◆ **Stated task**: Beneath this task is a listing; retype all of it exactly.

◆ **Working data**:
* * * * *
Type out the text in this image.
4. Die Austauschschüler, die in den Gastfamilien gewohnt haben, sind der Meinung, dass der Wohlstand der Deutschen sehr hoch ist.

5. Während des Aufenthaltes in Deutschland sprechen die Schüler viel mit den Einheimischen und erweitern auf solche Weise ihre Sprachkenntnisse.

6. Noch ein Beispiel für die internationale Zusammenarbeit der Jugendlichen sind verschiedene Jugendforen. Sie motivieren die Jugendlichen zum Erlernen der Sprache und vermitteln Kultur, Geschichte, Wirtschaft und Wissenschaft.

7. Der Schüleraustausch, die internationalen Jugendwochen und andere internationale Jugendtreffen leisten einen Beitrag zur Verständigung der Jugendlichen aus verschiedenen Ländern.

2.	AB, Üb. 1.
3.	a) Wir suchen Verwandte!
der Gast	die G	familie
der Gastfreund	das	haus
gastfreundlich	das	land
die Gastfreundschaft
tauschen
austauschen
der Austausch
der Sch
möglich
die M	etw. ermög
* * * * *
◆ **Response to the exercise**:
Type out the text in this image.
4. Die Austauschschüler, die in den Gastfamilien gewohnt haben, sind der Meinung, dass der Wohlstand der Deutschen sehr hoch ist.

5. Während des Aufenthaltes in Deutschland sprechen die Schüler viel mit den Einheimischen und erweitern auf solche Weise ihre Sprachkenntnisse.

6. Noch ein Beispiel für die internationale Zusammenarbeit der Jugendlichen sind verschiedene Jugendforen. Sie motivieren die Jugendlichen zum Erlernen der Sprache und vermitteln Kultur, Geschichte, Wirtschaft und Wissenschaft.

7. Der Schüleraustausch, die internationalen Jugendwochen und andere internationale Jugendtreffen leisten einen Beitrag zur Verständigung der Jugendlichen aus verschiedenen Ländern.

2.	AB, Üb. 1.
3.	a) Wir suchen Verwandte!
der Gast	die G	familie
der Gastfreund	das	haus
gastfreundlich	das	land
die Gastfreundschaft
tauschen
austauschen
der Austausch
der Sch
möglich
die M	etw. ermög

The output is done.